--- BEGIN ---
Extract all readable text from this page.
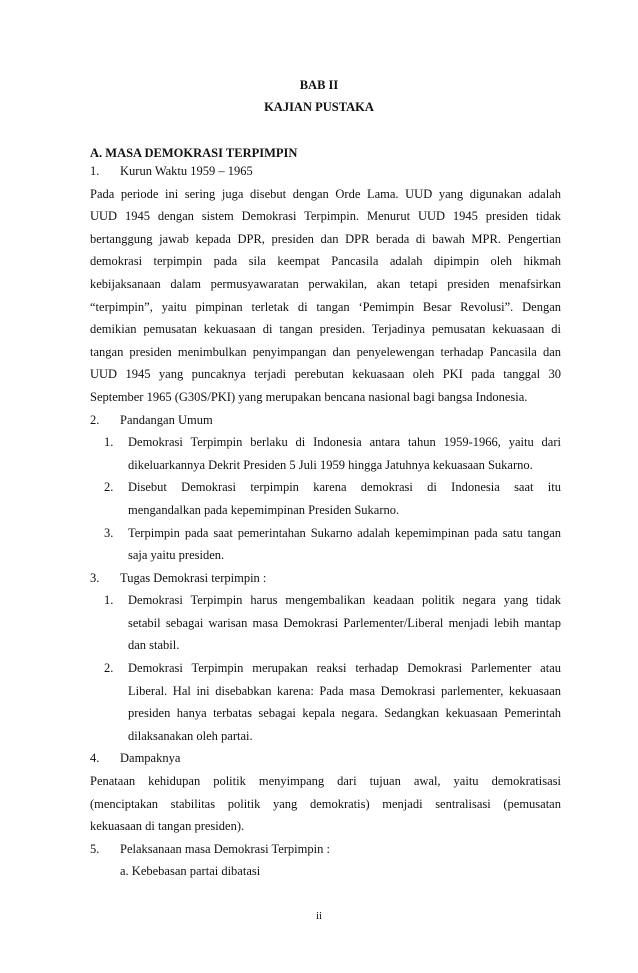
BAB II
KAJIAN PUSTAKA
A. MASA DEMOKRASI TERPIMPIN
1.	Kurun Waktu 1959 – 1965

Pada periode ini sering juga disebut dengan Orde Lama. UUD yang digunakan adalah

UUD 1945 dengan sistem Demokrasi Terpimpin. Menurut UUD 1945 presiden tidak

bertanggung jawab kepada DPR, presiden dan DPR berada di bawah MPR. Pengertian

demokrasi terpimpin pada sila keempat Pancasila adalah dipimpin oleh hikmah

kebijaksanaan dalam permusyawaratan perwakilan, akan tetapi presiden menafsirkan

“terpimpin”, yaitu pimpinan terletak di tangan ‘Pemimpin Besar Revolusi”. Dengan

demikian pemusatan kekuasaan di tangan presiden. Terjadinya pemusatan kekuasaan di

tangan presiden menimbulkan penyimpangan dan penyelewengan terhadap Pancasila dan

UUD 1945 yang puncaknya terjadi perebutan kekuasaan oleh PKI pada tanggal 30

September 1965 (G30S/PKI) yang merupakan bencana nasional bagi bangsa Indonesia.

2.	Pandangan Umum
1.	Demokrasi Terpimpin berlaku di Indonesia antara tahun 1959-1966, yaitu dari

dikeluarkannya Dekrit Presiden 5 Juli 1959 hingga Jatuhnya kekuasaan Sukarno.

2.	Disebut Demokrasi terpimpin karena demokrasi di Indonesia saat itu

mengandalkan pada kepemimpinan Presiden Sukarno.

3.	Terpimpin pada saat pemerintahan Sukarno adalah kepemimpinan pada satu tangan

saja yaitu presiden.

3.	Tugas Demokrasi terpimpin :
1.	Demokrasi Terpimpin harus mengembalikan keadaan politik negara yang tidak

setabil sebagai warisan masa Demokrasi Parlementer/Liberal menjadi lebih mantap

dan stabil.

2.	Demokrasi Terpimpin merupakan reaksi terhadap Demokrasi Parlementer atau

Liberal. Hal ini disebabkan karena: Pada masa Demokrasi parlementer, kekuasaan

presiden hanya terbatas sebagai kepala negara. Sedangkan kekuasaan Pemerintah

dilaksanakan oleh partai.

4.	Dampaknya

Penataan kehidupan politik menyimpang dari tujuan awal, yaitu demokratisasi

(menciptakan stabilitas politik yang demokratis) menjadi sentralisasi (pemusatan

kekuasaan di tangan presiden).

5.	Pelaksanaan masa Demokrasi Terpimpin :
a. Kebebasan partai dibatasi
ii
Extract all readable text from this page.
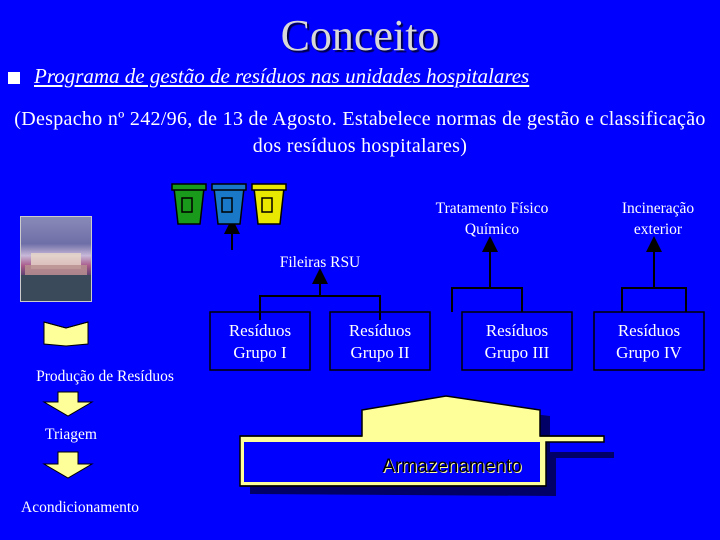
Conceito
Programa de gestão de resíduos nas unidades hospitalares
(Despacho nº 242/96, de 13 de Agosto. Estabelece normas de gestão e classificação dos resíduos hospitalares)
Tratamento Físico
Químico
Incineração
exterior
Fileiras RSU
Resíduos
Grupo I
Resíduos
Grupo II
Resíduos
Grupo III
Resíduos
Grupo IV
Produção de Resíduos
Triagem
Acondicionamento
Armazenamento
--- END ---
__The task__. What you return should match the records above word for word, minus the pictures.

__Solution to this problem__.
Extract all readable text from this page.
BAB II
KAJIAN PUSTAKA
A. MASA DEMOKRASI TERPIMPIN
1.	Kurun Waktu 1959 – 1965

Pada periode ini sering juga disebut dengan Orde Lama. UUD yang digunakan adalah

UUD 1945 dengan sistem Demokrasi Terpimpin. Menurut UUD 1945 presiden tidak

bertanggung jawab kepada DPR, presiden dan DPR berada di bawah MPR. Pengertian

demokrasi terpimpin pada sila keempat Pancasila adalah dipimpin oleh hikmah

kebijaksanaan dalam permusyawaratan perwakilan, akan tetapi presiden menafsirkan

“terpimpin”, yaitu pimpinan terletak di tangan ‘Pemimpin Besar Revolusi”. Dengan

demikian pemusatan kekuasaan di tangan presiden. Terjadinya pemusatan kekuasaan di

tangan presiden menimbulkan penyimpangan dan penyelewengan terhadap Pancasila dan

UUD 1945 yang puncaknya terjadi perebutan kekuasaan oleh PKI pada tanggal 30

September 1965 (G30S/PKI) yang merupakan bencana nasional bagi bangsa Indonesia.

2.	Pandangan Umum
1.	Demokrasi Terpimpin berlaku di Indonesia antara tahun 1959-1966, yaitu dari

dikeluarkannya Dekrit Presiden 5 Juli 1959 hingga Jatuhnya kekuasaan Sukarno.

2.	Disebut Demokrasi terpimpin karena demokrasi di Indonesia saat itu

mengandalkan pada kepemimpinan Presiden Sukarno.

3.	Terpimpin pada saat pemerintahan Sukarno adalah kepemimpinan pada satu tangan

saja yaitu presiden.

3.	Tugas Demokrasi terpimpin :
1.	Demokrasi Terpimpin harus mengembalikan keadaan politik negara yang tidak

setabil sebagai warisan masa Demokrasi Parlementer/Liberal menjadi lebih mantap

dan stabil.

2.	Demokrasi Terpimpin merupakan reaksi terhadap Demokrasi Parlementer atau

Liberal. Hal ini disebabkan karena: Pada masa Demokrasi parlementer, kekuasaan

presiden hanya terbatas sebagai kepala negara. Sedangkan kekuasaan Pemerintah

dilaksanakan oleh partai.

4.	Dampaknya

Penataan kehidupan politik menyimpang dari tujuan awal, yaitu demokratisasi

(menciptakan stabilitas politik yang demokratis) menjadi sentralisasi (pemusatan

kekuasaan di tangan presiden).

5.	Pelaksanaan masa Demokrasi Terpimpin :
a. Kebebasan partai dibatasi
ii
Extract all readable text from this page.
Conceito
Programa de gestão de resíduos nas unidades hospitalares
(Despacho nº 242/96, de 13 de Agosto. Estabelece normas de gestão e classificação dos resíduos hospitalares)
Tratamento Físico
Químico
Incineração
exterior
Fileiras RSU
Resíduos
Grupo I
Resíduos
Grupo II
Resíduos
Grupo III
Resíduos
Grupo IV
Produção de Resíduos
Triagem
Acondicionamento
Armazenamento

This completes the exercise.